» **ENTRIES SHOWN**
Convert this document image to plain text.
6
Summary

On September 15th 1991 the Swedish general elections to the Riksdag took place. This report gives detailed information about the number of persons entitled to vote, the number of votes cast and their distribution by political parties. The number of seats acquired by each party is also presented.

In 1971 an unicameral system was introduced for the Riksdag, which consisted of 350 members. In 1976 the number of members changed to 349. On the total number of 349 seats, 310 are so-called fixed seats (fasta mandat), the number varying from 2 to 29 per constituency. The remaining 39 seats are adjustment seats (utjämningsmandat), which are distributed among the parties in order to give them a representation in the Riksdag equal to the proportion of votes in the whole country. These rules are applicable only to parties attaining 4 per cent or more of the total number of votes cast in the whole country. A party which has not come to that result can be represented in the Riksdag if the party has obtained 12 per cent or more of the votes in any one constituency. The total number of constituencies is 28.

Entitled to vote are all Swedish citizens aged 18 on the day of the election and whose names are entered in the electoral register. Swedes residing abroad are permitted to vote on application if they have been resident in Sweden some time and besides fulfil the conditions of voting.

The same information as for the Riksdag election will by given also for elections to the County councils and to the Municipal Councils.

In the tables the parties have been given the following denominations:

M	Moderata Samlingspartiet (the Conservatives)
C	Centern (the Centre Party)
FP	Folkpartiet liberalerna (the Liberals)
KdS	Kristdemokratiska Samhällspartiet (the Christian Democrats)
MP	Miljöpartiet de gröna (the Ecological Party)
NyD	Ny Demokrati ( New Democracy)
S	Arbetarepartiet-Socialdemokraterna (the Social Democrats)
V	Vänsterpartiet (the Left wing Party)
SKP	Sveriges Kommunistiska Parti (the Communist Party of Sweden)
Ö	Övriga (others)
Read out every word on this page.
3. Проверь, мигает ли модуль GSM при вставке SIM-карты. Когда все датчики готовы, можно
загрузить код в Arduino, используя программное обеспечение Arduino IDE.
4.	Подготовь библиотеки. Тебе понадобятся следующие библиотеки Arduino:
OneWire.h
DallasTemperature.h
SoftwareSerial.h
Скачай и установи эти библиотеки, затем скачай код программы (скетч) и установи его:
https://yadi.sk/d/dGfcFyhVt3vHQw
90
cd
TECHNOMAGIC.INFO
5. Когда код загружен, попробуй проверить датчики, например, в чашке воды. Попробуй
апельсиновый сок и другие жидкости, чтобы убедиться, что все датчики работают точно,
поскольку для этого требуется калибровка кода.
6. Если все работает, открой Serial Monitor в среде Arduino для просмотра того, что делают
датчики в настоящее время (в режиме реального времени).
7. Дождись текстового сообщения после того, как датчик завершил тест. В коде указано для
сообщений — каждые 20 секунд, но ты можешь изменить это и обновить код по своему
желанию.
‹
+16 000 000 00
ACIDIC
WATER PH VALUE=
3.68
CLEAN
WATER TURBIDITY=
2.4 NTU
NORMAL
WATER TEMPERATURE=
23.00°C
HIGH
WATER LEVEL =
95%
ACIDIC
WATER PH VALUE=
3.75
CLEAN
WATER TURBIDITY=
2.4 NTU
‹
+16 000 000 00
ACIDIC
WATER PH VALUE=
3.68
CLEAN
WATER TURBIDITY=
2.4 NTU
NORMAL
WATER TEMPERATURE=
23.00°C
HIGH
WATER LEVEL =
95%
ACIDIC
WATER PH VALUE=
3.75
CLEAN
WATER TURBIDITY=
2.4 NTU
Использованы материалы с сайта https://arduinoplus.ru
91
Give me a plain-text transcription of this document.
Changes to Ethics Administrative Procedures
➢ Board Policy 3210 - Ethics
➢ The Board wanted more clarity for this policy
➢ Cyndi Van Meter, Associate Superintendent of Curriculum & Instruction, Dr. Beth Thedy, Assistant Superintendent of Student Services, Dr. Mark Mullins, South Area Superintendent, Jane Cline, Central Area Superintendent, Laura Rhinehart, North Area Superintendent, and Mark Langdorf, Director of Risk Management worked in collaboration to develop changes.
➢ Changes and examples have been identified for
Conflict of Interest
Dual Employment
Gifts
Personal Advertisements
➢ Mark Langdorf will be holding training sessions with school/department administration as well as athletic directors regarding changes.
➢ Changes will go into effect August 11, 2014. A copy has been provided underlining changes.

» **GIVEN PROBLEM**
Reproduce the listing shown above in its entirety, exactly.

» **FULL RESPONSE**
Convert this document image to plain text.
6
Summary

On September 15th 1991 the Swedish general elections to the Riksdag took place. This report gives detailed information about the number of persons entitled to vote, the number of votes cast and their distribution by political parties. The number of seats acquired by each party is also presented.

In 1971 an unicameral system was introduced for the Riksdag, which consisted of 350 members. In 1976 the number of members changed to 349. On the total number of 349 seats, 310 are so-called fixed seats (fasta mandat), the number varying from 2 to 29 per constituency. The remaining 39 seats are adjustment seats (utjämningsmandat), which are distributed among the parties in order to give them a representation in the Riksdag equal to the proportion of votes in the whole country. These rules are applicable only to parties attaining 4 per cent or more of the total number of votes cast in the whole country. A party which has not come to that result can be represented in the Riksdag if the party has obtained 12 per cent or more of the votes in any one constituency. The total number of constituencies is 28.

Entitled to vote are all Swedish citizens aged 18 on the day of the election and whose names are entered in the electoral register. Swedes residing abroad are permitted to vote on application if they have been resident in Sweden some time and besides fulfil the conditions of voting.

The same information as for the Riksdag election will by given also for elections to the County councils and to the Municipal Councils.

In the tables the parties have been given the following denominations:

M	Moderata Samlingspartiet (the Conservatives)
C	Centern (the Centre Party)
FP	Folkpartiet liberalerna (the Liberals)
KdS	Kristdemokratiska Samhällspartiet (the Christian Democrats)
MP	Miljöpartiet de gröna (the Ecological Party)
NyD	Ny Demokrati ( New Democracy)
S	Arbetarepartiet-Socialdemokraterna (the Social Democrats)
V	Vänsterpartiet (the Left wing Party)
SKP	Sveriges Kommunistiska Parti (the Communist Party of Sweden)
Ö	Övriga (others)
Read out every word on this page.
3. Проверь, мигает ли модуль GSM при вставке SIM-карты. Когда все датчики готовы, можно
загрузить код в Arduino, используя программное обеспечение Arduino IDE.
4.	Подготовь библиотеки. Тебе понадобятся следующие библиотеки Arduino:
OneWire.h
DallasTemperature.h
SoftwareSerial.h
Скачай и установи эти библиотеки, затем скачай код программы (скетч) и установи его:
https://yadi.sk/d/dGfcFyhVt3vHQw
90
cd
TECHNOMAGIC.INFO
5. Когда код загружен, попробуй проверить датчики, например, в чашке воды. Попробуй
апельсиновый сок и другие жидкости, чтобы убедиться, что все датчики работают точно,
поскольку для этого требуется калибровка кода.
6. Если все работает, открой Serial Monitor в среде Arduino для просмотра того, что делают
датчики в настоящее время (в режиме реального времени).
7. Дождись текстового сообщения после того, как датчик завершил тест. В коде указано для
сообщений — каждые 20 секунд, но ты можешь изменить это и обновить код по своему
желанию.
‹
+16 000 000 00
ACIDIC
WATER PH VALUE=
3.68
CLEAN
WATER TURBIDITY=
2.4 NTU
NORMAL
WATER TEMPERATURE=
23.00°C
HIGH
WATER LEVEL =
95%
ACIDIC
WATER PH VALUE=
3.75
CLEAN
WATER TURBIDITY=
2.4 NTU
‹
+16 000 000 00
ACIDIC
WATER PH VALUE=
3.68
CLEAN
WATER TURBIDITY=
2.4 NTU
NORMAL
WATER TEMPERATURE=
23.00°C
HIGH
WATER LEVEL =
95%
ACIDIC
WATER PH VALUE=
3.75
CLEAN
WATER TURBIDITY=
2.4 NTU
Использованы материалы с сайта https://arduinoplus.ru
91
Give me a plain-text transcription of this document.
Changes to Ethics Administrative Procedures
➢ Board Policy 3210 - Ethics
➢ The Board wanted more clarity for this policy
➢ Cyndi Van Meter, Associate Superintendent of Curriculum & Instruction, Dr. Beth Thedy, Assistant Superintendent of Student Services, Dr. Mark Mullins, South Area Superintendent, Jane Cline, Central Area Superintendent, Laura Rhinehart, North Area Superintendent, and Mark Langdorf, Director of Risk Management worked in collaboration to develop changes.
➢ Changes and examples have been identified for
Conflict of Interest
Dual Employment
Gifts
Personal Advertisements
➢ Mark Langdorf will be holding training sessions with school/department administration as well as athletic directors regarding changes.
➢ Changes will go into effect August 11, 2014. A copy has been provided underlining changes.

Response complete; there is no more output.